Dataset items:
^^^^

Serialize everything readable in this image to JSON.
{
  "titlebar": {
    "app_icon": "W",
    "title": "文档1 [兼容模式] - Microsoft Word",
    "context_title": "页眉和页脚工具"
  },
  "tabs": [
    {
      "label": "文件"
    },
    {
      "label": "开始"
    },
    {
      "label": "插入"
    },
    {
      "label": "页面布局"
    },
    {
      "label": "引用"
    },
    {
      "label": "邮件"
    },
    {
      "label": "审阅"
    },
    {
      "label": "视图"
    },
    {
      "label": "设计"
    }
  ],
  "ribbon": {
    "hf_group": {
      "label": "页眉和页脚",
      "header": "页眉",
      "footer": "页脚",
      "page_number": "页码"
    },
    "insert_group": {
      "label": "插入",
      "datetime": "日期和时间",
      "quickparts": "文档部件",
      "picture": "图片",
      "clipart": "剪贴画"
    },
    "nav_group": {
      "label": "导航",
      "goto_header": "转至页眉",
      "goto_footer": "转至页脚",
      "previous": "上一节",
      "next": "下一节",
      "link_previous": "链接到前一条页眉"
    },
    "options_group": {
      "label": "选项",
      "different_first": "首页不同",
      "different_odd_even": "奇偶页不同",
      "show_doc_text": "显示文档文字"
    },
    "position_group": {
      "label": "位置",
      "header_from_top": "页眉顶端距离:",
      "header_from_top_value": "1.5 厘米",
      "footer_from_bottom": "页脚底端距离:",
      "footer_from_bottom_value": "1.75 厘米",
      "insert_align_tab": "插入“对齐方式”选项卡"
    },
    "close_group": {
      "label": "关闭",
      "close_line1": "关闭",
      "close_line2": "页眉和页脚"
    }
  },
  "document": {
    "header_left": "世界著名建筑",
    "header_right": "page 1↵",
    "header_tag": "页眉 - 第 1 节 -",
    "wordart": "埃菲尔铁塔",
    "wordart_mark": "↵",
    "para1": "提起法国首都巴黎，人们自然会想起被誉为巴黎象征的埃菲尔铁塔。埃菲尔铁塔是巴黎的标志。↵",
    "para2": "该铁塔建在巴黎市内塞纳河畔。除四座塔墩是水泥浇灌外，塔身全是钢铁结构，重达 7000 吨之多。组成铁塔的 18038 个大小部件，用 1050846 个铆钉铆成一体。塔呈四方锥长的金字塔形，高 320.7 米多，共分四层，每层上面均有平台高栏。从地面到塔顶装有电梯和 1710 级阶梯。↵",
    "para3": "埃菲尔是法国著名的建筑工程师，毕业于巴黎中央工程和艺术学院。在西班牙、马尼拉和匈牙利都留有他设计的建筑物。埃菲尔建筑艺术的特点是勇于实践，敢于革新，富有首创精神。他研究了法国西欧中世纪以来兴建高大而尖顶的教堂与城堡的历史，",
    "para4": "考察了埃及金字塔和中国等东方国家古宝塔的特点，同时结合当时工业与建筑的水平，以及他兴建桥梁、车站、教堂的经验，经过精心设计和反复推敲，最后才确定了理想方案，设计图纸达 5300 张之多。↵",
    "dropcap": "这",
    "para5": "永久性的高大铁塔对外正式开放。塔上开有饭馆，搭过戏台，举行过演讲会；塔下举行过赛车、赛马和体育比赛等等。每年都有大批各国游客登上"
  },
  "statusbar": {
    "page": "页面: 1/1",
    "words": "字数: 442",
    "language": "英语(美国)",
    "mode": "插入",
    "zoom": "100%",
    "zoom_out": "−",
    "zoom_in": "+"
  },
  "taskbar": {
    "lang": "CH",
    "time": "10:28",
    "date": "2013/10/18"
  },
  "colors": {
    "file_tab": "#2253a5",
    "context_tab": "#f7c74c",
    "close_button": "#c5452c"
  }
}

^^^^

Aim
Extract all of the data exactly as written.

Answer to the task
Serialize everything readable in this image to JSON.
{
  "titlebar": {
    "app_icon": "W",
    "title": "文档1 [兼容模式] - Microsoft Word",
    "context_title": "页眉和页脚工具"
  },
  "tabs": [
    {
      "label": "文件"
    },
    {
      "label": "开始"
    },
    {
      "label": "插入"
    },
    {
      "label": "页面布局"
    },
    {
      "label": "引用"
    },
    {
      "label": "邮件"
    },
    {
      "label": "审阅"
    },
    {
      "label": "视图"
    },
    {
      "label": "设计"
    }
  ],
  "ribbon": {
    "hf_group": {
      "label": "页眉和页脚",
      "header": "页眉",
      "footer": "页脚",
      "page_number": "页码"
    },
    "insert_group": {
      "label": "插入",
      "datetime": "日期和时间",
      "quickparts": "文档部件",
      "picture": "图片",
      "clipart": "剪贴画"
    },
    "nav_group": {
      "label": "导航",
      "goto_header": "转至页眉",
      "goto_footer": "转至页脚",
      "previous": "上一节",
      "next": "下一节",
      "link_previous": "链接到前一条页眉"
    },
    "options_group": {
      "label": "选项",
      "different_first": "首页不同",
      "different_odd_even": "奇偶页不同",
      "show_doc_text": "显示文档文字"
    },
    "position_group": {
      "label": "位置",
      "header_from_top": "页眉顶端距离:",
      "header_from_top_value": "1.5 厘米",
      "footer_from_bottom": "页脚底端距离:",
      "footer_from_bottom_value": "1.75 厘米",
      "insert_align_tab": "插入“对齐方式”选项卡"
    },
    "close_group": {
      "label": "关闭",
      "close_line1": "关闭",
      "close_line2": "页眉和页脚"
    }
  },
  "document": {
    "header_left": "世界著名建筑",
    "header_right": "page 1↵",
    "header_tag": "页眉 - 第 1 节 -",
    "wordart": "埃菲尔铁塔",
    "wordart_mark": "↵",
    "para1": "提起法国首都巴黎，人们自然会想起被誉为巴黎象征的埃菲尔铁塔。埃菲尔铁塔是巴黎的标志。↵",
    "para2": "该铁塔建在巴黎市内塞纳河畔。除四座塔墩是水泥浇灌外，塔身全是钢铁结构，重达 7000 吨之多。组成铁塔的 18038 个大小部件，用 1050846 个铆钉铆成一体。塔呈四方锥长的金字塔形，高 320.7 米多，共分四层，每层上面均有平台高栏。从地面到塔顶装有电梯和 1710 级阶梯。↵",
    "para3": "埃菲尔是法国著名的建筑工程师，毕业于巴黎中央工程和艺术学院。在西班牙、马尼拉和匈牙利都留有他设计的建筑物。埃菲尔建筑艺术的特点是勇于实践，敢于革新，富有首创精神。他研究了法国西欧中世纪以来兴建高大而尖顶的教堂与城堡的历史，",
    "para4": "考察了埃及金字塔和中国等东方国家古宝塔的特点，同时结合当时工业与建筑的水平，以及他兴建桥梁、车站、教堂的经验，经过精心设计和反复推敲，最后才确定了理想方案，设计图纸达 5300 张之多。↵",
    "dropcap": "这",
    "para5": "永久性的高大铁塔对外正式开放。塔上开有饭馆，搭过戏台，举行过演讲会；塔下举行过赛车、赛马和体育比赛等等。每年都有大批各国游客登上"
  },
  "statusbar": {
    "page": "页面: 1/1",
    "words": "字数: 442",
    "language": "英语(美国)",
    "mode": "插入",
    "zoom": "100%",
    "zoom_out": "−",
    "zoom_in": "+"
  },
  "taskbar": {
    "lang": "CH",
    "time": "10:28",
    "date": "2013/10/18"
  },
  "colors": {
    "file_tab": "#2253a5",
    "context_tab": "#f7c74c",
    "close_button": "#c5452c"
  }
}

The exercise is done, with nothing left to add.